Dataset excerpt:
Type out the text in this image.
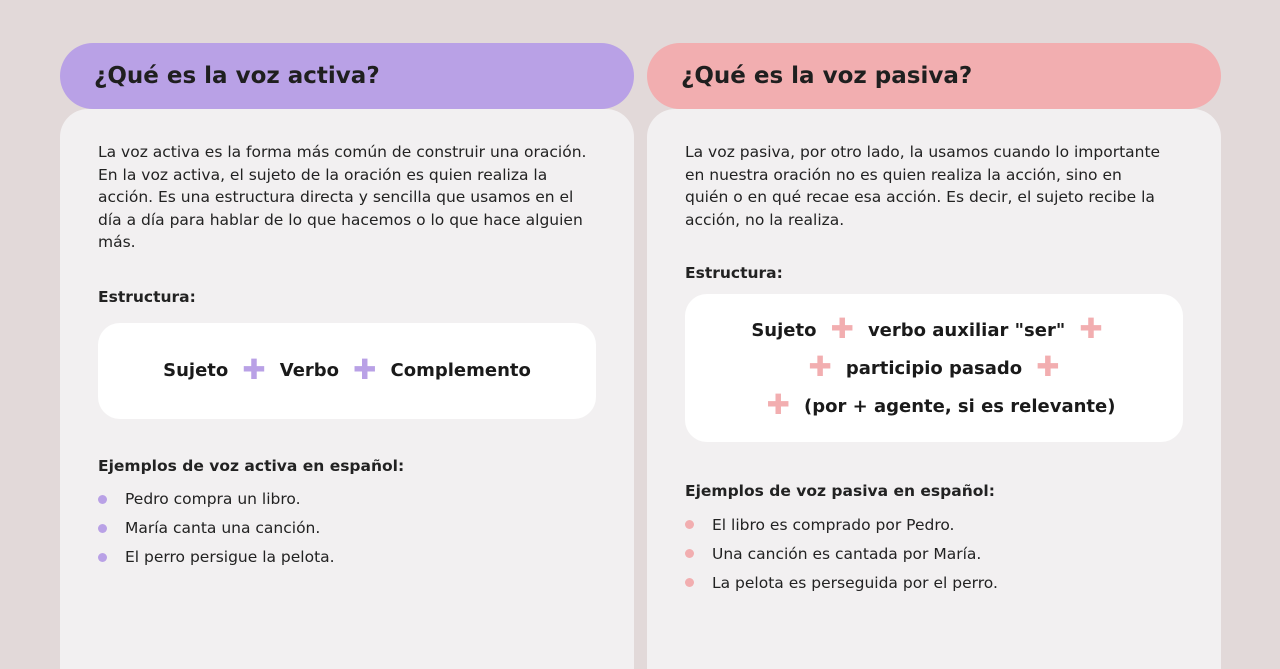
¿Qué es la voz activa?

La voz activa es la forma más común de construir una oración. En la voz activa, el sujeto de la oración es quien realiza la acción. Es una estructura directa y sencilla que usamos en el día a día para hablar de lo que hacemos o lo que hace alguien más.

Estructura:

Sujeto ✚ Verbo ✚ Complemento

Ejemplos de voz activa en español:

Pedro compra un libro.
María canta una canción.
El perro persigue la pelota.
¿Qué es la voz pasiva?

La voz pasiva, por otro lado, la usamos cuando lo importante en nuestra oración no es quien realiza la acción, sino en quién o en qué recae esa acción. Es decir, el sujeto recibe la acción, no la realiza.

Estructura:

Sujeto ✚ verbo auxiliar "ser" ✚
✚ participio pasado ✚
✚ (por + agente, si es relevante)

Ejemplos de voz pasiva en español:

El libro es comprado por Pedro.
Una canción es cantada por María.
La pelota es perseguida por el perro.
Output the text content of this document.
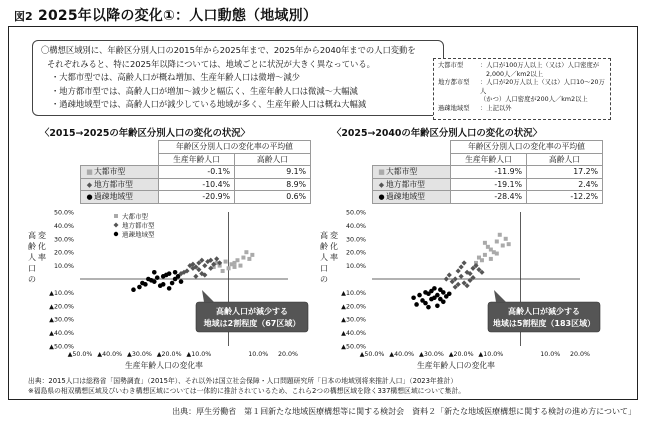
図2 2025年以降の変化①：人口動態（地域別）
〇構想区域別に、年齢区分別人口の2015年から2025年まで、2025年から2040年までの人口変動を
それぞれみると、特に2025年以降については、地域ごとに状況が大きく異なっている。
・大都市型では、高齢人口が概ね増加、生産年齢人口は微増～減少
・地方都市型では、高齢人口が増加～減少と幅広く、生産年齢人口は微減～大幅減
・過疎地域型では、高齢人口が減少している地域が多く、生産年齢人口は概ね大幅減
大都市型	：人口が100万人以上（又は）人口密度が
2,000人／km2以上
地方都市型	：人口が20万人以上（又は）人口10～20万人
（かつ）人口密度が200人／km2以上
過疎地域型	：上記以外
〈2015→2025の年齢区分別人口の変化の状況〉
	年齢区分別人口の変化率の平均値	
	生産年齢人口	高齢人口
■大都市型	-0.1%	9.1%
◆ 地方都市型	-10.4%	8.9%
●過疎地域型	-20.9%	0.6%
〈2025→2040の年齢区分別人口の変化の状況〉
	年齢区分別人口の変化率の平均値	
	生産年齢人口	高齢人口
■大都市型	-11.9%	17.2%
◆ 地方都市型	-19.1%	2.4%
●過疎地域型	-28.4%	-12.2%
50.0%
40.0%
30.0%
20.0%
10.0%
▲10.0%
▲20.0%
▲30.0%
▲40.0%
▲50.0%
▲50.0% ▲40.0% ▲30.0% ▲20.0% ▲10.0%	10.0% 20.0%
生産年齢人口の変化率
高
齢
人
口
の
変
化
率
大都市型
地方都市型
過疎地域型
高齢人口が減少する
地域は2割程度（67区域）
50.0%
40.0%
30.0%
20.0%
10.0%
▲10.0%
▲20.0%
▲30.0%
▲40.0%
▲50.0%
▲50.0% ▲40.0% ▲30.0% ▲20.0% ▲10.0%	10.0% 20.0%
生産年齢人口の変化率
高
齢
人
口
の
変
化
率
高齢人口が減少する
地域は5割程度（183区域）
出典：2015人口は総務省「国勢調査」（2015年）、それ以外は国立社会保障・人口問題研究所「日本の地域別将来推計人口」（2023年推計）
※福島県の相双構想区域及びいわき構想区域については一体的に推計されているため、これら2つの構想区域を除く337構想区域について集計。
出典：厚生労働省　第１回新たな地域医療構想等に関する検討会　資料２「新たな地域医療構想に関する検討の進め方について」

Task brief: Pictures don't belong in the copy. Transcribe every record exactly as it appears.

Response to this task:
Type out the text in this image.
¿Qué es la voz activa?

La voz activa es la forma más común de construir una oración. En la voz activa, el sujeto de la oración es quien realiza la acción. Es una estructura directa y sencilla que usamos en el día a día para hablar de lo que hacemos o lo que hace alguien más.

Estructura:

Sujeto ✚ Verbo ✚ Complemento

Ejemplos de voz activa en español:

Pedro compra un libro.
María canta una canción.
El perro persigue la pelota.
¿Qué es la voz pasiva?

La voz pasiva, por otro lado, la usamos cuando lo importante en nuestra oración no es quien realiza la acción, sino en quién o en qué recae esa acción. Es decir, el sujeto recibe la acción, no la realiza.

Estructura:

Sujeto ✚ verbo auxiliar "ser" ✚
✚ participio pasado ✚
✚ (por + agente, si es relevante)

Ejemplos de voz pasiva en español:

El libro es comprado por Pedro.
Una canción es cantada por María.
La pelota es perseguida por el perro.
Output the text content of this document.
図2 2025年以降の変化①：人口動態（地域別）
〇構想区域別に、年齢区分別人口の2015年から2025年まで、2025年から2040年までの人口変動を
それぞれみると、特に2025年以降については、地域ごとに状況が大きく異なっている。
・大都市型では、高齢人口が概ね増加、生産年齢人口は微増～減少
・地方都市型では、高齢人口が増加～減少と幅広く、生産年齢人口は微減～大幅減
・過疎地域型では、高齢人口が減少している地域が多く、生産年齢人口は概ね大幅減
大都市型	：人口が100万人以上（又は）人口密度が
2,000人／km2以上
地方都市型	：人口が20万人以上（又は）人口10～20万人
（かつ）人口密度が200人／km2以上
過疎地域型	：上記以外
〈2015→2025の年齢区分別人口の変化の状況〉
	年齢区分別人口の変化率の平均値	
	生産年齢人口	高齢人口
■大都市型	-0.1%	9.1%
◆ 地方都市型	-10.4%	8.9%
●過疎地域型	-20.9%	0.6%
〈2025→2040の年齢区分別人口の変化の状況〉
	年齢区分別人口の変化率の平均値	
	生産年齢人口	高齢人口
■大都市型	-11.9%	17.2%
◆ 地方都市型	-19.1%	2.4%
●過疎地域型	-28.4%	-12.2%
50.0%
40.0%
30.0%
20.0%
10.0%
▲10.0%
▲20.0%
▲30.0%
▲40.0%
▲50.0%
▲50.0% ▲40.0% ▲30.0% ▲20.0% ▲10.0%	10.0% 20.0%
生産年齢人口の変化率
高
齢
人
口
の
変
化
率
大都市型
地方都市型
過疎地域型
高齢人口が減少する
地域は2割程度（67区域）
50.0%
40.0%
30.0%
20.0%
10.0%
▲10.0%
▲20.0%
▲30.0%
▲40.0%
▲50.0%
▲50.0% ▲40.0% ▲30.0% ▲20.0% ▲10.0%	10.0% 20.0%
生産年齢人口の変化率
高
齢
人
口
の
変
化
率
高齢人口が減少する
地域は5割程度（183区域）
出典：2015人口は総務省「国勢調査」（2015年）、それ以外は国立社会保障・人口問題研究所「日本の地域別将来推計人口」（2023年推計）
※福島県の相双構想区域及びいわき構想区域については一体的に推計されているため、これら2つの構想区域を除く337構想区域について集計。
出典：厚生労働省　第１回新たな地域医療構想等に関する検討会　資料２「新たな地域医療構想に関する検討の進め方について」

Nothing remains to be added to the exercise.